▸ **Task prompt**
The entries below should be output exactly as written.

▸ **Data supplied**
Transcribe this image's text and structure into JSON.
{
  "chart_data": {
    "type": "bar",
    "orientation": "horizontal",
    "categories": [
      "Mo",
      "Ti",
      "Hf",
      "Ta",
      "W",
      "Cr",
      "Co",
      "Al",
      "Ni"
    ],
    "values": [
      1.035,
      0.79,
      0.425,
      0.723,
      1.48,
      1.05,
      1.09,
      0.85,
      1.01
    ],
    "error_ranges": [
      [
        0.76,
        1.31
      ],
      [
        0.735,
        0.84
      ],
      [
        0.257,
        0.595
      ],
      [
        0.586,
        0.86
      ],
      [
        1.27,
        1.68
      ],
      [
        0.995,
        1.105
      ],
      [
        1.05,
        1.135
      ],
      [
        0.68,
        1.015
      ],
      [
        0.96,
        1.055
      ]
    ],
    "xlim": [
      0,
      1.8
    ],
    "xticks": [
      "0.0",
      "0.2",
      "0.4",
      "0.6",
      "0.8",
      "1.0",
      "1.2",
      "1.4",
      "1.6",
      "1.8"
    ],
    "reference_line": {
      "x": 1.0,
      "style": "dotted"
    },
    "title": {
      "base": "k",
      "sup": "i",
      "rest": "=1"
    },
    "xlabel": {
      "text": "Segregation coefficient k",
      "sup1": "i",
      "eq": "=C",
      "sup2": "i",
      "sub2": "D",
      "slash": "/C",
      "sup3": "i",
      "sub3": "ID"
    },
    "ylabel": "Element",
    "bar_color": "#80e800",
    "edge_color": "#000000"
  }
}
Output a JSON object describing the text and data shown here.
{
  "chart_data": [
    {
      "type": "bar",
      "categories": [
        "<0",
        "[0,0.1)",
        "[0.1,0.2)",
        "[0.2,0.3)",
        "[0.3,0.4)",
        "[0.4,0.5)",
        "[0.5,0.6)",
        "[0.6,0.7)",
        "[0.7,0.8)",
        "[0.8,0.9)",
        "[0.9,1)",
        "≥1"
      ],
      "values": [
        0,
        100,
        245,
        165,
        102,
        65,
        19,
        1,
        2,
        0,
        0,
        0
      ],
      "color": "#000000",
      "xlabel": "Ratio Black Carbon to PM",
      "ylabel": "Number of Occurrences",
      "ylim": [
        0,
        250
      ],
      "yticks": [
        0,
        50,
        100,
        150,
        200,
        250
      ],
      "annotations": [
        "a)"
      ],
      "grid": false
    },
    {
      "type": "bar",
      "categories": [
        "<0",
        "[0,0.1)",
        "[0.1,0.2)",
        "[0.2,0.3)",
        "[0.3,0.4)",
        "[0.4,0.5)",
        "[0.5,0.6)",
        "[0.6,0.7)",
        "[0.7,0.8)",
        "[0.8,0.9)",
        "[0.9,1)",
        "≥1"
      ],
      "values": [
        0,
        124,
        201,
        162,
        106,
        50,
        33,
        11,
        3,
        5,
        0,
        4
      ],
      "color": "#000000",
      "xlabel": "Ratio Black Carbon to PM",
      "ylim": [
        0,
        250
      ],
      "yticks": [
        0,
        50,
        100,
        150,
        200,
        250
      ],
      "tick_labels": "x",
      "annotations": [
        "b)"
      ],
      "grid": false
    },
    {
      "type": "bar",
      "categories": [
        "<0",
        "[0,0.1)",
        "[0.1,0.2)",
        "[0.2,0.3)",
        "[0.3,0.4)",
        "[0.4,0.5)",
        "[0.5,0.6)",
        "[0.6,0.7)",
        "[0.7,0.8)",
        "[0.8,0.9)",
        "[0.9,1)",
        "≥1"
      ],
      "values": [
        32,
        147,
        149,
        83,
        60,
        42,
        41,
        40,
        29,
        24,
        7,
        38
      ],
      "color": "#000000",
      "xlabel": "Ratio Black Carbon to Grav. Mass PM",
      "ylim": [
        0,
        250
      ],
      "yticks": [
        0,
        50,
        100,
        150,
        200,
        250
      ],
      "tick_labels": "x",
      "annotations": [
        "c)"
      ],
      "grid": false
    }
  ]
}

▸ **Output**
Transcribe this image's text and structure into JSON.
{
  "chart_data": {
    "type": "bar",
    "orientation": "horizontal",
    "categories": [
      "Mo",
      "Ti",
      "Hf",
      "Ta",
      "W",
      "Cr",
      "Co",
      "Al",
      "Ni"
    ],
    "values": [
      1.035,
      0.79,
      0.425,
      0.723,
      1.48,
      1.05,
      1.09,
      0.85,
      1.01
    ],
    "error_ranges": [
      [
        0.76,
        1.31
      ],
      [
        0.735,
        0.84
      ],
      [
        0.257,
        0.595
      ],
      [
        0.586,
        0.86
      ],
      [
        1.27,
        1.68
      ],
      [
        0.995,
        1.105
      ],
      [
        1.05,
        1.135
      ],
      [
        0.68,
        1.015
      ],
      [
        0.96,
        1.055
      ]
    ],
    "xlim": [
      0,
      1.8
    ],
    "xticks": [
      "0.0",
      "0.2",
      "0.4",
      "0.6",
      "0.8",
      "1.0",
      "1.2",
      "1.4",
      "1.6",
      "1.8"
    ],
    "reference_line": {
      "x": 1.0,
      "style": "dotted"
    },
    "title": {
      "base": "k",
      "sup": "i",
      "rest": "=1"
    },
    "xlabel": {
      "text": "Segregation coefficient k",
      "sup1": "i",
      "eq": "=C",
      "sup2": "i",
      "sub2": "D",
      "slash": "/C",
      "sup3": "i",
      "sub3": "ID"
    },
    "ylabel": "Element",
    "bar_color": "#80e800",
    "edge_color": "#000000"
  }
}
Output a JSON object describing the text and data shown here.
{
  "chart_data": [
    {
      "type": "bar",
      "categories": [
        "<0",
        "[0,0.1)",
        "[0.1,0.2)",
        "[0.2,0.3)",
        "[0.3,0.4)",
        "[0.4,0.5)",
        "[0.5,0.6)",
        "[0.6,0.7)",
        "[0.7,0.8)",
        "[0.8,0.9)",
        "[0.9,1)",
        "≥1"
      ],
      "values": [
        0,
        100,
        245,
        165,
        102,
        65,
        19,
        1,
        2,
        0,
        0,
        0
      ],
      "color": "#000000",
      "xlabel": "Ratio Black Carbon to PM",
      "ylabel": "Number of Occurrences",
      "ylim": [
        0,
        250
      ],
      "yticks": [
        0,
        50,
        100,
        150,
        200,
        250
      ],
      "annotations": [
        "a)"
      ],
      "grid": false
    },
    {
      "type": "bar",
      "categories": [
        "<0",
        "[0,0.1)",
        "[0.1,0.2)",
        "[0.2,0.3)",
        "[0.3,0.4)",
        "[0.4,0.5)",
        "[0.5,0.6)",
        "[0.6,0.7)",
        "[0.7,0.8)",
        "[0.8,0.9)",
        "[0.9,1)",
        "≥1"
      ],
      "values": [
        0,
        124,
        201,
        162,
        106,
        50,
        33,
        11,
        3,
        5,
        0,
        4
      ],
      "color": "#000000",
      "xlabel": "Ratio Black Carbon to PM",
      "ylim": [
        0,
        250
      ],
      "yticks": [
        0,
        50,
        100,
        150,
        200,
        250
      ],
      "tick_labels": "x",
      "annotations": [
        "b)"
      ],
      "grid": false
    },
    {
      "type": "bar",
      "categories": [
        "<0",
        "[0,0.1)",
        "[0.1,0.2)",
        "[0.2,0.3)",
        "[0.3,0.4)",
        "[0.4,0.5)",
        "[0.5,0.6)",
        "[0.6,0.7)",
        "[0.7,0.8)",
        "[0.8,0.9)",
        "[0.9,1)",
        "≥1"
      ],
      "values": [
        32,
        147,
        149,
        83,
        60,
        42,
        41,
        40,
        29,
        24,
        7,
        38
      ],
      "color": "#000000",
      "xlabel": "Ratio Black Carbon to Grav. Mass PM",
      "ylim": [
        0,
        250
      ],
      "yticks": [
        0,
        50,
        100,
        150,
        200,
        250
      ],
      "tick_labels": "x",
      "annotations": [
        "c)"
      ],
      "grid": false
    }
  ]
}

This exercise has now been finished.